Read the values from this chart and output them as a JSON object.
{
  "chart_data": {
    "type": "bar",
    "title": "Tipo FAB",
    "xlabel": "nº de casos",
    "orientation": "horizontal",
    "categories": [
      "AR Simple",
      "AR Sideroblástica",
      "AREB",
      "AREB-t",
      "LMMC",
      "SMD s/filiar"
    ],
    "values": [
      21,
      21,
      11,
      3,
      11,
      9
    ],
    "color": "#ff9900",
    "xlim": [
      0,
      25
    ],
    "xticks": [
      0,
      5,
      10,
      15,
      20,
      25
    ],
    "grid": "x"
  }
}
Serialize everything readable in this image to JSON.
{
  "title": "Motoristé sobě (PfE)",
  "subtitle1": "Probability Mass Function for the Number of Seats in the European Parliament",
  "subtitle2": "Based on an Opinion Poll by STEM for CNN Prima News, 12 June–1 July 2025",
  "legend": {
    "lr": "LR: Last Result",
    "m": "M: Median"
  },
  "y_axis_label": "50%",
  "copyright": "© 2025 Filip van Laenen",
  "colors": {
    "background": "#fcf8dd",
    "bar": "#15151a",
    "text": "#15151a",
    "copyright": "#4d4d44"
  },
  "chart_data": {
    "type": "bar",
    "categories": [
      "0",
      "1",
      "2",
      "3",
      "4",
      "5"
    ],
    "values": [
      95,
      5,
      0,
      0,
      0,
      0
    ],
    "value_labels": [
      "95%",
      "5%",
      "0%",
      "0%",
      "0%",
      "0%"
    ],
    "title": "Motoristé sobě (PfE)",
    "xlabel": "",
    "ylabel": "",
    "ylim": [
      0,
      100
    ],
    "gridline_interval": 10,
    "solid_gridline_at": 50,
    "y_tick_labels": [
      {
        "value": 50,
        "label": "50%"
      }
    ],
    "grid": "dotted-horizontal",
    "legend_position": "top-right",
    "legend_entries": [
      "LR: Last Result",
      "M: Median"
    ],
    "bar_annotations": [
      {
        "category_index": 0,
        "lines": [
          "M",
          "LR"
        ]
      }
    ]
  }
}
===
• [Work instructions]:
Extract the full listing above without altering anything.

• [Answer below]:
Read the values from this chart and output them as a JSON object.
{
  "chart_data": {
    "type": "bar",
    "title": "Tipo FAB",
    "xlabel": "nº de casos",
    "orientation": "horizontal",
    "categories": [
      "AR Simple",
      "AR Sideroblástica",
      "AREB",
      "AREB-t",
      "LMMC",
      "SMD s/filiar"
    ],
    "values": [
      21,
      21,
      11,
      3,
      11,
      9
    ],
    "color": "#ff9900",
    "xlim": [
      0,
      25
    ],
    "xticks": [
      0,
      5,
      10,
      15,
      20,
      25
    ],
    "grid": "x"
  }
}
Serialize everything readable in this image to JSON.
{
  "title": "Motoristé sobě (PfE)",
  "subtitle1": "Probability Mass Function for the Number of Seats in the European Parliament",
  "subtitle2": "Based on an Opinion Poll by STEM for CNN Prima News, 12 June–1 July 2025",
  "legend": {
    "lr": "LR: Last Result",
    "m": "M: Median"
  },
  "y_axis_label": "50%",
  "copyright": "© 2025 Filip van Laenen",
  "colors": {
    "background": "#fcf8dd",
    "bar": "#15151a",
    "text": "#15151a",
    "copyright": "#4d4d44"
  },
  "chart_data": {
    "type": "bar",
    "categories": [
      "0",
      "1",
      "2",
      "3",
      "4",
      "5"
    ],
    "values": [
      95,
      5,
      0,
      0,
      0,
      0
    ],
    "value_labels": [
      "95%",
      "5%",
      "0%",
      "0%",
      "0%",
      "0%"
    ],
    "title": "Motoristé sobě (PfE)",
    "xlabel": "",
    "ylabel": "",
    "ylim": [
      0,
      100
    ],
    "gridline_interval": 10,
    "solid_gridline_at": 50,
    "y_tick_labels": [
      {
        "value": 50,
        "label": "50%"
      }
    ],
    "grid": "dotted-horizontal",
    "legend_position": "top-right",
    "legend_entries": [
      "LR: Last Result",
      "M: Median"
    ],
    "bar_annotations": [
      {
        "category_index": 0,
        "lines": [
          "M",
          "LR"
        ]
      }
    ]
  }
}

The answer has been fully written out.